++++ Entries

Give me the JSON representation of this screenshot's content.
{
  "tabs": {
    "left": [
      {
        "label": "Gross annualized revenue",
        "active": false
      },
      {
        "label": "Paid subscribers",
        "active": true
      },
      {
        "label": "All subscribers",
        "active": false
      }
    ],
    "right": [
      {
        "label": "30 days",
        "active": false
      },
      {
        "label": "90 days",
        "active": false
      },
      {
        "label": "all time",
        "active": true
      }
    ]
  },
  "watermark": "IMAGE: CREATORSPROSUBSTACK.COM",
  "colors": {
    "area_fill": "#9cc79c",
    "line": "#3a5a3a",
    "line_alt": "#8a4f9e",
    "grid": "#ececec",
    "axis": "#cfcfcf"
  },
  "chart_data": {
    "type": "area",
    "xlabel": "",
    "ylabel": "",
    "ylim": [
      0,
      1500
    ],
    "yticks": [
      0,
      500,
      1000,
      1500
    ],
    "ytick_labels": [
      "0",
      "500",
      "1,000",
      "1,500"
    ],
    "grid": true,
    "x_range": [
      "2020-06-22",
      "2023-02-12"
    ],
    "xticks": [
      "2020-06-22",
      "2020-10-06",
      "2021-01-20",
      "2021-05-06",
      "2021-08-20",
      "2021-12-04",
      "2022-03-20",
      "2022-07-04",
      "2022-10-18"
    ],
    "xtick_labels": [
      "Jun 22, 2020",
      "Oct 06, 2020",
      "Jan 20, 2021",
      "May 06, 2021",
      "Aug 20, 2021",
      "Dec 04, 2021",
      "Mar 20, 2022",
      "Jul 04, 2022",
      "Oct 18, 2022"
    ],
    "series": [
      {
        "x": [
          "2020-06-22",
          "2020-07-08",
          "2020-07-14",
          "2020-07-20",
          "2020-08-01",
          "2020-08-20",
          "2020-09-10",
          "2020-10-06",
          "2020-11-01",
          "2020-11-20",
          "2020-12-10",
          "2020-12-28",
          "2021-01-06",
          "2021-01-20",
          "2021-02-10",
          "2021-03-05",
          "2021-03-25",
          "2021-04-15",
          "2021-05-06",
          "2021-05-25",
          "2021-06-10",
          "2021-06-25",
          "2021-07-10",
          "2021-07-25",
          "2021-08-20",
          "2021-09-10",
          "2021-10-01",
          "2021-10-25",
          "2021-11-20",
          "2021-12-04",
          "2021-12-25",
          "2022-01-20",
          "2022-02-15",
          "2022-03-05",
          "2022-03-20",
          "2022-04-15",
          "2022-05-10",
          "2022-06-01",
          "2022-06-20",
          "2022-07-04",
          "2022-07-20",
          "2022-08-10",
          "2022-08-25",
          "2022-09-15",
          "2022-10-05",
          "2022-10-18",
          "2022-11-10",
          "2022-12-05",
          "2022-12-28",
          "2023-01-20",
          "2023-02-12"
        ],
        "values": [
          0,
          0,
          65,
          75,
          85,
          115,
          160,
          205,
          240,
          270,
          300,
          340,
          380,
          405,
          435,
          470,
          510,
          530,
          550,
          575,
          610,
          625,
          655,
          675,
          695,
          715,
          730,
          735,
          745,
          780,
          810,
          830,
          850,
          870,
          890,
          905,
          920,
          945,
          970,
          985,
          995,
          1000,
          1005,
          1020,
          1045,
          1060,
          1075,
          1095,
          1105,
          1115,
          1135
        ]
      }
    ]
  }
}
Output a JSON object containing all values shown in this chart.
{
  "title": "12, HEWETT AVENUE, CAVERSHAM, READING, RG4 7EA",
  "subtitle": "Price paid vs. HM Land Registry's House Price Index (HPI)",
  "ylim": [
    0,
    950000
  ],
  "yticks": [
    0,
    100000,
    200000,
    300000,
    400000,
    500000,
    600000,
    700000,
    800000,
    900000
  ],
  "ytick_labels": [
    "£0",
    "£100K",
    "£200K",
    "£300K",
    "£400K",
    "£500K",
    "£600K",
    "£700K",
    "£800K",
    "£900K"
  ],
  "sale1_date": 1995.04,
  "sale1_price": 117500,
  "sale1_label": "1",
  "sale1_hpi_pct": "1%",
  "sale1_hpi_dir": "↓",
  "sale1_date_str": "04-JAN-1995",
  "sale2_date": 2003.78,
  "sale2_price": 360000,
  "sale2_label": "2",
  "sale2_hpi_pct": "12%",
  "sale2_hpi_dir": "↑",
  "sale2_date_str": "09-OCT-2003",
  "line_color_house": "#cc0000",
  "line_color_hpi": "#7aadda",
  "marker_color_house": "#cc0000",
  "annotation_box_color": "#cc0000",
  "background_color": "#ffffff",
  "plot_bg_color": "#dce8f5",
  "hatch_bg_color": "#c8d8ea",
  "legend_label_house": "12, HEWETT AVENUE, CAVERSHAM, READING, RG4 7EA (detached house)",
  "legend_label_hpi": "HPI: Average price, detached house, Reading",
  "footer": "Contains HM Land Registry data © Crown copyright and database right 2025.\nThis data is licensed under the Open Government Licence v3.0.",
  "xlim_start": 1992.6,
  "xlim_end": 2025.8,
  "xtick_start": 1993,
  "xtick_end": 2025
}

++++++++

→ **Exercise goal**: Using the records above, please retype only the run of lines from the line holding "Output a JSON" through the last line, both ends included.

→ **Correct response**:
Output a JSON object containing all values shown in this chart.
{
  "title": "12, HEWETT AVENUE, CAVERSHAM, READING, RG4 7EA",
  "subtitle": "Price paid vs. HM Land Registry's House Price Index (HPI)",
  "ylim": [
    0,
    950000
  ],
  "yticks": [
    0,
    100000,
    200000,
    300000,
    400000,
    500000,
    600000,
    700000,
    800000,
    900000
  ],
  "ytick_labels": [
    "£0",
    "£100K",
    "£200K",
    "£300K",
    "£400K",
    "£500K",
    "£600K",
    "£700K",
    "£800K",
    "£900K"
  ],
  "sale1_date": 1995.04,
  "sale1_price": 117500,
  "sale1_label": "1",
  "sale1_hpi_pct": "1%",
  "sale1_hpi_dir": "↓",
  "sale1_date_str": "04-JAN-1995",
  "sale2_date": 2003.78,
  "sale2_price": 360000,
  "sale2_label": "2",
  "sale2_hpi_pct": "12%",
  "sale2_hpi_dir": "↑",
  "sale2_date_str": "09-OCT-2003",
  "line_color_house": "#cc0000",
  "line_color_hpi": "#7aadda",
  "marker_color_house": "#cc0000",
  "annotation_box_color": "#cc0000",
  "background_color": "#ffffff",
  "plot_bg_color": "#dce8f5",
  "hatch_bg_color": "#c8d8ea",
  "legend_label_house": "12, HEWETT AVENUE, CAVERSHAM, READING, RG4 7EA (detached house)",
  "legend_label_hpi": "HPI: Average price, detached house, Reading",
  "footer": "Contains HM Land Registry data © Crown copyright and database right 2025.\nThis data is licensed under the Open Government Licence v3.0.",
  "xlim_start": 1992.6,
  "xlim_end": 2025.8,
  "xtick_start": 1993,
  "xtick_end": 2025
}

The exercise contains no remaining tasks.